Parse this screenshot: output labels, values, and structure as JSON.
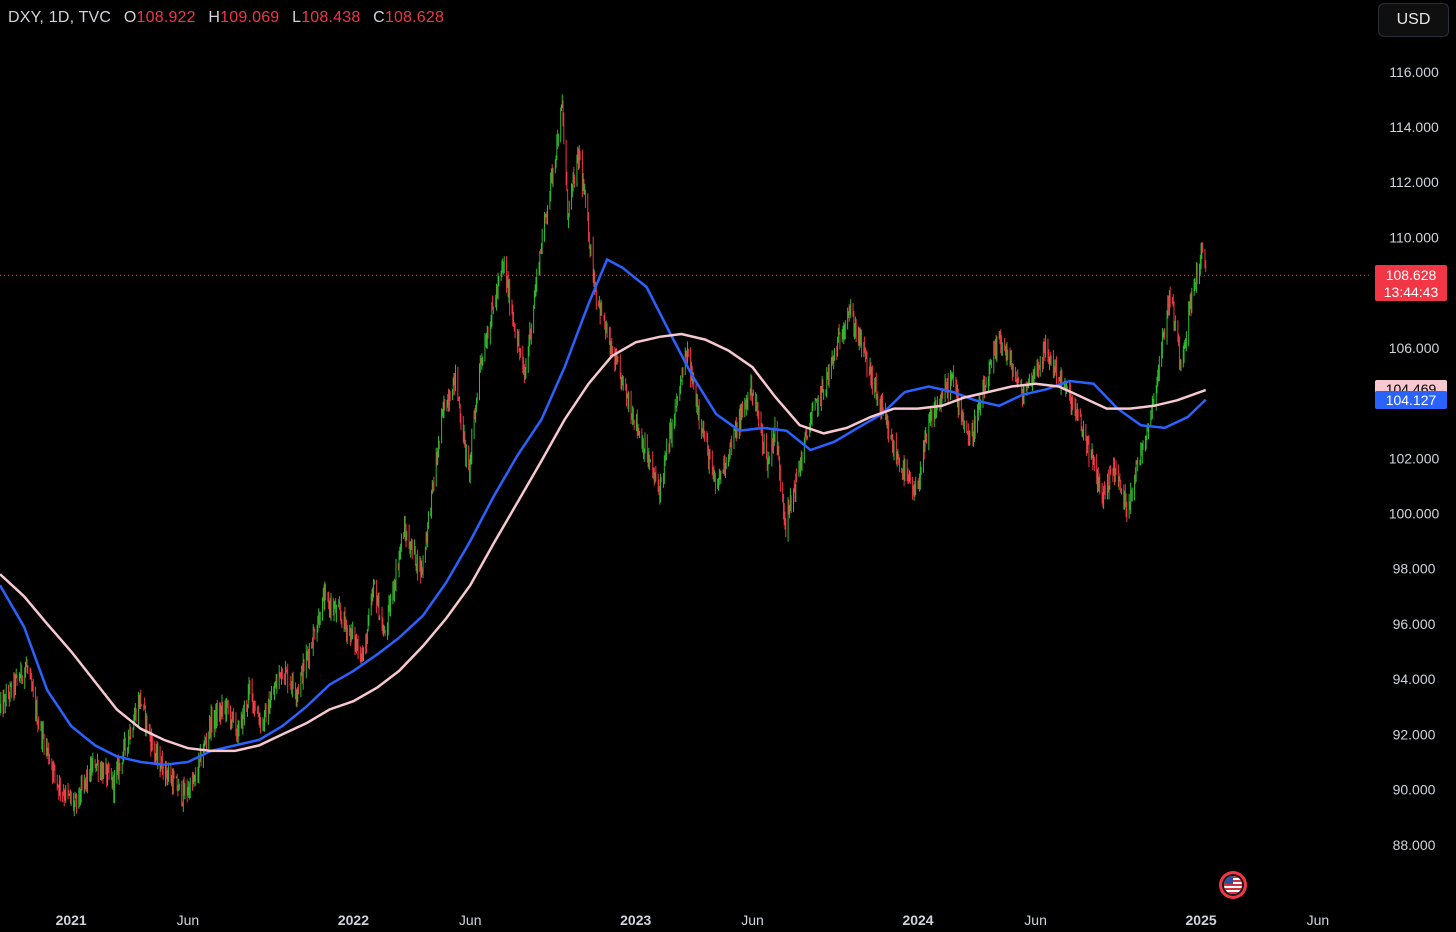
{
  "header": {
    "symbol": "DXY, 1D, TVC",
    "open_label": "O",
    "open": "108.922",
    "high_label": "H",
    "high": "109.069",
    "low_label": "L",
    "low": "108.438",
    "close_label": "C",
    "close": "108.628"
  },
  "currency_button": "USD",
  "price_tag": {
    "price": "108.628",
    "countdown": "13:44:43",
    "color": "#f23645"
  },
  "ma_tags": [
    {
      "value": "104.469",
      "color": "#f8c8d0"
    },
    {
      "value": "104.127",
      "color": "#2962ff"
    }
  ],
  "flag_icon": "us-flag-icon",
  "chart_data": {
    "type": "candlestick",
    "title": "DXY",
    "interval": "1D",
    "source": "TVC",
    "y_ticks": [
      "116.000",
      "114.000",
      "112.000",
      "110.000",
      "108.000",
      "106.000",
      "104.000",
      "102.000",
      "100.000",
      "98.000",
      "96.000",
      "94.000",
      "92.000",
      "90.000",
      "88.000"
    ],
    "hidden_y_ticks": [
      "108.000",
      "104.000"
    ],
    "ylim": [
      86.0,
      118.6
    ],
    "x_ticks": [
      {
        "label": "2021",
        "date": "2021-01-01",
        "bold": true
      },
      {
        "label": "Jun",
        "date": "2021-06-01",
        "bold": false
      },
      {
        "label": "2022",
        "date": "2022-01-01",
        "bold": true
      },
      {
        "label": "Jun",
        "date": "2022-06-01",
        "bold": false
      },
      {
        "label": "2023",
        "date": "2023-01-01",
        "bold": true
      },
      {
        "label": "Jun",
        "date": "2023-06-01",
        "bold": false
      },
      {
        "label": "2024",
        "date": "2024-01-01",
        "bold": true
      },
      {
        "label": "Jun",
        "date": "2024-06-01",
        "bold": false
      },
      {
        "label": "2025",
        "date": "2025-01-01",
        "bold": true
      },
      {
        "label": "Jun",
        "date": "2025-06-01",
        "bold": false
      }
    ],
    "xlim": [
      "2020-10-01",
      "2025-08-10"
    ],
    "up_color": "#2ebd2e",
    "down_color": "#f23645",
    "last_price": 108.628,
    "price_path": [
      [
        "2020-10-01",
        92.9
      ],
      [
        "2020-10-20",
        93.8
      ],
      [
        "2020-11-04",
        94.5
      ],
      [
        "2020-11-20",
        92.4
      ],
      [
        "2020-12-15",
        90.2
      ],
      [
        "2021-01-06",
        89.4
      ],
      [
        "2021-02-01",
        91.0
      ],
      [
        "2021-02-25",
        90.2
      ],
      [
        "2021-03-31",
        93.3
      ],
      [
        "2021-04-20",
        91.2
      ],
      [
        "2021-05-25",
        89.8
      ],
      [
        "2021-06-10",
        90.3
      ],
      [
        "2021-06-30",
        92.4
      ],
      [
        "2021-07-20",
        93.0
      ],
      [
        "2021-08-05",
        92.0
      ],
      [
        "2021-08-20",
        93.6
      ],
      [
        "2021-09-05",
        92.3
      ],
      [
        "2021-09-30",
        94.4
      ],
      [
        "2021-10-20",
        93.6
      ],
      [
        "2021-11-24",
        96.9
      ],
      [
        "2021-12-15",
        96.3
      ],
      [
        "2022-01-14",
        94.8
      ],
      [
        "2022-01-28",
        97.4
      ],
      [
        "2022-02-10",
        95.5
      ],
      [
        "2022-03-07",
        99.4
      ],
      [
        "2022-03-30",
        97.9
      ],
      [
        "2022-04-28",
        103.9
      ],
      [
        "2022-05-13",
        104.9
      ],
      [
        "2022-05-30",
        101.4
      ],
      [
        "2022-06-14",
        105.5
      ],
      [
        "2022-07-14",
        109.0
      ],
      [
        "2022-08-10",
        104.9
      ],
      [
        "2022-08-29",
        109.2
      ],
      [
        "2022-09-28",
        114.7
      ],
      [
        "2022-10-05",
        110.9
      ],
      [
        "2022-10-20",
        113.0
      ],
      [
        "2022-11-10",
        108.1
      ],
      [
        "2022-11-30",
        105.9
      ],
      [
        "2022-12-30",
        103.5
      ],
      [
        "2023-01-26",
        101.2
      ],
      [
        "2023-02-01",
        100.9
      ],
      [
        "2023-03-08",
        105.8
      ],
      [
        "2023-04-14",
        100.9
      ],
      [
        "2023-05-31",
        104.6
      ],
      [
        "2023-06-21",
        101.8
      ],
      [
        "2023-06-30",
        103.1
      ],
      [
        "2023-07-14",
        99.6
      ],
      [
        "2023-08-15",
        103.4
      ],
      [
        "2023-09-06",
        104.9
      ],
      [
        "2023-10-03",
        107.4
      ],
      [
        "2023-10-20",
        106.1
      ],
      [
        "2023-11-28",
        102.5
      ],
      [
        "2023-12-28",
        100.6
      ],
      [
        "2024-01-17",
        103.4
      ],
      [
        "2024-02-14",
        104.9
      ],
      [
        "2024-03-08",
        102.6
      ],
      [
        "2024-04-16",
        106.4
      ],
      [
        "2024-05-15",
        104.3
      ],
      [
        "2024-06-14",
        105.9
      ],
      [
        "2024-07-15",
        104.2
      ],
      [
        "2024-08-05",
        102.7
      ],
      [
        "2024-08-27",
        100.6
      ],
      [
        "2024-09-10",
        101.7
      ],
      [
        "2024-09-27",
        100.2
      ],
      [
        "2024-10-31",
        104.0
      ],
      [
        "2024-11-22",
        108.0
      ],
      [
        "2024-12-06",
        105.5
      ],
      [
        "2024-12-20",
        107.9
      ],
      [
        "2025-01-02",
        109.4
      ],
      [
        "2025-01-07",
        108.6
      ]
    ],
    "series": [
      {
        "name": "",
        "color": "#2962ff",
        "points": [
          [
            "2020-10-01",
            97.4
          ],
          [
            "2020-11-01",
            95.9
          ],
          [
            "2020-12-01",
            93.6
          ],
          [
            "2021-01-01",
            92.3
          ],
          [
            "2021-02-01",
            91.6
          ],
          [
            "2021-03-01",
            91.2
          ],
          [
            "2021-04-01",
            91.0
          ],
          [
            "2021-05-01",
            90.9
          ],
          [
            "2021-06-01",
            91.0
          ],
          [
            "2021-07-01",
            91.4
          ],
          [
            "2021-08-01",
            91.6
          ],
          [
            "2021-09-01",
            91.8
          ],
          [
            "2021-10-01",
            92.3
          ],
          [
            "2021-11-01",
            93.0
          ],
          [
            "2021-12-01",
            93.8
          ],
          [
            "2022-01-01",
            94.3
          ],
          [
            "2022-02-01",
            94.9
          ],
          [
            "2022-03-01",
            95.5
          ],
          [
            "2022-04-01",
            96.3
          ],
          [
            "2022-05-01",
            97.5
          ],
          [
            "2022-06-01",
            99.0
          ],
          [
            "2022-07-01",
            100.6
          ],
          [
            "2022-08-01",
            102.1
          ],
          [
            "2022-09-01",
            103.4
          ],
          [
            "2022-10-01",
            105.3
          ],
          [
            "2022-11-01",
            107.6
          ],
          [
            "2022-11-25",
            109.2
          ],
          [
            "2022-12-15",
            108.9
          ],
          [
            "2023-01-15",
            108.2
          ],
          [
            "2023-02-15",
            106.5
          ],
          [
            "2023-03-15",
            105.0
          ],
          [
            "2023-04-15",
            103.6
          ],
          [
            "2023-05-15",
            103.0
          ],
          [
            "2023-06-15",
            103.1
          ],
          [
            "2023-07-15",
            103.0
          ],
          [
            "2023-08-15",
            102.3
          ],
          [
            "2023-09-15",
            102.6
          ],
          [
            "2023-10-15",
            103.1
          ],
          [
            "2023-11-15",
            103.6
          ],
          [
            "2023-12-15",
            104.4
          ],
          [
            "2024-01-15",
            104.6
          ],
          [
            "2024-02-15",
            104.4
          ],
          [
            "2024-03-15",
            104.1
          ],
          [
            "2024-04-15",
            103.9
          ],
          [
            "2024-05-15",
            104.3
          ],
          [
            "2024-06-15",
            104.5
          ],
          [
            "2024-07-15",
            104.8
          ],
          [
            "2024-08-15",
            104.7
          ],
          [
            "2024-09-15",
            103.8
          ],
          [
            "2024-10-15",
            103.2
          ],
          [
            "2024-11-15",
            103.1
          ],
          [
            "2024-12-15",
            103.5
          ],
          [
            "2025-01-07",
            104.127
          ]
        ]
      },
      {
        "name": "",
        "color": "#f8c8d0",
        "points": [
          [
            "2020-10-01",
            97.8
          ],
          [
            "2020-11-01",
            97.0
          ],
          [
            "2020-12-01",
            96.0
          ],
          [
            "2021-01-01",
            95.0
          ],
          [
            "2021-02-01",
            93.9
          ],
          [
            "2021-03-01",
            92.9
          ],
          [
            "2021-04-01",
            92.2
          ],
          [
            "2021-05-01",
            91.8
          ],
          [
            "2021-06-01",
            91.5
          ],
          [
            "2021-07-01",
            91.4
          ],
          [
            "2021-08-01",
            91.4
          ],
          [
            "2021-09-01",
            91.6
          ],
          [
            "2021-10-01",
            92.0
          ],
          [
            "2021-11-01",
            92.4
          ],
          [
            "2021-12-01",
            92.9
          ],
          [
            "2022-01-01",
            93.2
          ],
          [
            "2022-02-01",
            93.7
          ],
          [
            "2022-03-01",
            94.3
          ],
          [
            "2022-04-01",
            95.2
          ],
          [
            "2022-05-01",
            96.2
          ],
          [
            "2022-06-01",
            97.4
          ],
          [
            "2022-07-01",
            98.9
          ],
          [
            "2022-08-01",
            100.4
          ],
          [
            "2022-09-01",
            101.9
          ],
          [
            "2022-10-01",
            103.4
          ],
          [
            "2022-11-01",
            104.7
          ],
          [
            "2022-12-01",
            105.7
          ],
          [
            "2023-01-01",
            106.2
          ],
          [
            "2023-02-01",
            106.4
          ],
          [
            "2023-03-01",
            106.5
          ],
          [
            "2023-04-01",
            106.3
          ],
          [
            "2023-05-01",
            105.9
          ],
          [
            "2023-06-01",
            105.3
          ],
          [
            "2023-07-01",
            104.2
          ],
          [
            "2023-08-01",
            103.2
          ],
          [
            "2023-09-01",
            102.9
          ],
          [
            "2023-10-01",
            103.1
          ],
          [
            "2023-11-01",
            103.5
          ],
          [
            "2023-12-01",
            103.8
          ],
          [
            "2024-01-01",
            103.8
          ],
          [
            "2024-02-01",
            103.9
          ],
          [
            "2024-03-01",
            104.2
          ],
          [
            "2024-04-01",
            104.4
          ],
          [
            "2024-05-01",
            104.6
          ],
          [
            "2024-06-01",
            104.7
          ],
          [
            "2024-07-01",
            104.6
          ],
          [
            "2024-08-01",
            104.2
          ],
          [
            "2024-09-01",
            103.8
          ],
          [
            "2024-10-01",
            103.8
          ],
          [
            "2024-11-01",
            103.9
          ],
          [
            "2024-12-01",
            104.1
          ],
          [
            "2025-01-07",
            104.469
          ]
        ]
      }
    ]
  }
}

# EXERCISE DETAILS:
Pull out all lines containing the word "date" from the entries above.

# OUTPUT:
        "date": "2021-01-01",
        "date": "2021-06-01",
        "date": "2022-01-01",
        "date": "2022-06-01",
        "date": "2023-01-01",
        "date": "2023-06-01",
        "date": "2024-01-01",
        "date": "2024-06-01",
        "date": "2025-01-01",
        "date": "2025-06-01",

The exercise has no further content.